Return the whole listing, keeping every character the same.

═══

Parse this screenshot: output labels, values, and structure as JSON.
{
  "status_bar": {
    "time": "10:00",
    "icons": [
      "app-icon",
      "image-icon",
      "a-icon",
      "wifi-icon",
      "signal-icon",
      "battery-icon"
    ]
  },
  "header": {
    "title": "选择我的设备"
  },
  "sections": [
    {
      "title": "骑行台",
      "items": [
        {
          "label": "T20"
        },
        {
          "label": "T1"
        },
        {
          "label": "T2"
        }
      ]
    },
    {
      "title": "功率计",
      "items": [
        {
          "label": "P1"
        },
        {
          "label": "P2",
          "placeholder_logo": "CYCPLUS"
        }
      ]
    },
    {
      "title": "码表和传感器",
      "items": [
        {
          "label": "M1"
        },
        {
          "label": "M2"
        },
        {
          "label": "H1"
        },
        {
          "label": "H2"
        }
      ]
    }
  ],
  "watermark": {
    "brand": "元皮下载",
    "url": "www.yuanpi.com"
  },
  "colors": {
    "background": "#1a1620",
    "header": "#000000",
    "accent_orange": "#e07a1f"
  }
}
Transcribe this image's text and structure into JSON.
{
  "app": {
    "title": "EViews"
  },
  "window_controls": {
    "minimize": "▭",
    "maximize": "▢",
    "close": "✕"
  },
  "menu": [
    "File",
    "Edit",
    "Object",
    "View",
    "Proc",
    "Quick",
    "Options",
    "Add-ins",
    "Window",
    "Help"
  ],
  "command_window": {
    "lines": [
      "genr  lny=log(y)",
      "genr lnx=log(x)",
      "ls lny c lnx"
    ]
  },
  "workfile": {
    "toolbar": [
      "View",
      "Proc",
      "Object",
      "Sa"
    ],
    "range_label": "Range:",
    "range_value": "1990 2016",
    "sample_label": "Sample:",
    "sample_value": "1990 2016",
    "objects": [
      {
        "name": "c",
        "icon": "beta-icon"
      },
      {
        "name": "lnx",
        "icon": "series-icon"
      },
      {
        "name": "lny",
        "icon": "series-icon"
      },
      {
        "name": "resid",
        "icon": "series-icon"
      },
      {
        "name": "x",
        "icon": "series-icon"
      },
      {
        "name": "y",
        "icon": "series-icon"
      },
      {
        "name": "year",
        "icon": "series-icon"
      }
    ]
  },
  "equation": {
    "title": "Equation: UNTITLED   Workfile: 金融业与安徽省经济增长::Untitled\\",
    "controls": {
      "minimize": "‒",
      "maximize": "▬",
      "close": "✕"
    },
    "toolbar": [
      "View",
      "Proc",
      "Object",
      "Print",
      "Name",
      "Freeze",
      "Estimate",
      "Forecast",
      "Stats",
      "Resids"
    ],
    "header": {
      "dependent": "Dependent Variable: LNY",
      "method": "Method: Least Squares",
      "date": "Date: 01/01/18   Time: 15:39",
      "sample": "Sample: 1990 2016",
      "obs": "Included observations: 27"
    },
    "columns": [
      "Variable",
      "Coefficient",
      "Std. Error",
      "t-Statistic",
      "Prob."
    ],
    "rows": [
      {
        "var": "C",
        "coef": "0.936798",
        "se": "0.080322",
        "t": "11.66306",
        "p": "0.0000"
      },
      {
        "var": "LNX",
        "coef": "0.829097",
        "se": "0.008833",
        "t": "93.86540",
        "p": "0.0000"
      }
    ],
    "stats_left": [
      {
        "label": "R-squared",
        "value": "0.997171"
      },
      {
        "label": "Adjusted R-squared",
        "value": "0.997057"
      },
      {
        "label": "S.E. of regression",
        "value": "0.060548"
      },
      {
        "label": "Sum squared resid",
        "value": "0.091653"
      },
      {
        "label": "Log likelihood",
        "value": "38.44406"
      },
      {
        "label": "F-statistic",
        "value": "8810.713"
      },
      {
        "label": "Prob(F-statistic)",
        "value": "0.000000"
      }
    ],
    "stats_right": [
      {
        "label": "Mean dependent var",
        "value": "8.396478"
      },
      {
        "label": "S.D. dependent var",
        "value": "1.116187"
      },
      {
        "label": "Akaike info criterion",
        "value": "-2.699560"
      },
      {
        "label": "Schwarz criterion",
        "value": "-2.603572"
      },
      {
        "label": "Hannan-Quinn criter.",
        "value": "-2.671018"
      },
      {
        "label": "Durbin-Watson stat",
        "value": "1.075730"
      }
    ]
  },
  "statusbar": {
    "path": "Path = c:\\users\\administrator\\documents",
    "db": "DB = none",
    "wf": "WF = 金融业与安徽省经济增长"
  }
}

═══

Full response
Parse this screenshot: output labels, values, and structure as JSON.
{
  "status_bar": {
    "time": "10:00",
    "icons": [
      "app-icon",
      "image-icon",
      "a-icon",
      "wifi-icon",
      "signal-icon",
      "battery-icon"
    ]
  },
  "header": {
    "title": "选择我的设备"
  },
  "sections": [
    {
      "title": "骑行台",
      "items": [
        {
          "label": "T20"
        },
        {
          "label": "T1"
        },
        {
          "label": "T2"
        }
      ]
    },
    {
      "title": "功率计",
      "items": [
        {
          "label": "P1"
        },
        {
          "label": "P2",
          "placeholder_logo": "CYCPLUS"
        }
      ]
    },
    {
      "title": "码表和传感器",
      "items": [
        {
          "label": "M1"
        },
        {
          "label": "M2"
        },
        {
          "label": "H1"
        },
        {
          "label": "H2"
        }
      ]
    }
  ],
  "watermark": {
    "brand": "元皮下载",
    "url": "www.yuanpi.com"
  },
  "colors": {
    "background": "#1a1620",
    "header": "#000000",
    "accent_orange": "#e07a1f"
  }
}
Transcribe this image's text and structure into JSON.
{
  "app": {
    "title": "EViews"
  },
  "window_controls": {
    "minimize": "▭",
    "maximize": "▢",
    "close": "✕"
  },
  "menu": [
    "File",
    "Edit",
    "Object",
    "View",
    "Proc",
    "Quick",
    "Options",
    "Add-ins",
    "Window",
    "Help"
  ],
  "command_window": {
    "lines": [
      "genr  lny=log(y)",
      "genr lnx=log(x)",
      "ls lny c lnx"
    ]
  },
  "workfile": {
    "toolbar": [
      "View",
      "Proc",
      "Object",
      "Sa"
    ],
    "range_label": "Range:",
    "range_value": "1990 2016",
    "sample_label": "Sample:",
    "sample_value": "1990 2016",
    "objects": [
      {
        "name": "c",
        "icon": "beta-icon"
      },
      {
        "name": "lnx",
        "icon": "series-icon"
      },
      {
        "name": "lny",
        "icon": "series-icon"
      },
      {
        "name": "resid",
        "icon": "series-icon"
      },
      {
        "name": "x",
        "icon": "series-icon"
      },
      {
        "name": "y",
        "icon": "series-icon"
      },
      {
        "name": "year",
        "icon": "series-icon"
      }
    ]
  },
  "equation": {
    "title": "Equation: UNTITLED   Workfile: 金融业与安徽省经济增长::Untitled\\",
    "controls": {
      "minimize": "‒",
      "maximize": "▬",
      "close": "✕"
    },
    "toolbar": [
      "View",
      "Proc",
      "Object",
      "Print",
      "Name",
      "Freeze",
      "Estimate",
      "Forecast",
      "Stats",
      "Resids"
    ],
    "header": {
      "dependent": "Dependent Variable: LNY",
      "method": "Method: Least Squares",
      "date": "Date: 01/01/18   Time: 15:39",
      "sample": "Sample: 1990 2016",
      "obs": "Included observations: 27"
    },
    "columns": [
      "Variable",
      "Coefficient",
      "Std. Error",
      "t-Statistic",
      "Prob."
    ],
    "rows": [
      {
        "var": "C",
        "coef": "0.936798",
        "se": "0.080322",
        "t": "11.66306",
        "p": "0.0000"
      },
      {
        "var": "LNX",
        "coef": "0.829097",
        "se": "0.008833",
        "t": "93.86540",
        "p": "0.0000"
      }
    ],
    "stats_left": [
      {
        "label": "R-squared",
        "value": "0.997171"
      },
      {
        "label": "Adjusted R-squared",
        "value": "0.997057"
      },
      {
        "label": "S.E. of regression",
        "value": "0.060548"
      },
      {
        "label": "Sum squared resid",
        "value": "0.091653"
      },
      {
        "label": "Log likelihood",
        "value": "38.44406"
      },
      {
        "label": "F-statistic",
        "value": "8810.713"
      },
      {
        "label": "Prob(F-statistic)",
        "value": "0.000000"
      }
    ],
    "stats_right": [
      {
        "label": "Mean dependent var",
        "value": "8.396478"
      },
      {
        "label": "S.D. dependent var",
        "value": "1.116187"
      },
      {
        "label": "Akaike info criterion",
        "value": "-2.699560"
      },
      {
        "label": "Schwarz criterion",
        "value": "-2.603572"
      },
      {
        "label": "Hannan-Quinn criter.",
        "value": "-2.671018"
      },
      {
        "label": "Durbin-Watson stat",
        "value": "1.075730"
      }
    ]
  },
  "statusbar": {
    "path": "Path = c:\\users\\administrator\\documents",
    "db": "DB = none",
    "wf": "WF = 金融业与安徽省经济增长"
  }
}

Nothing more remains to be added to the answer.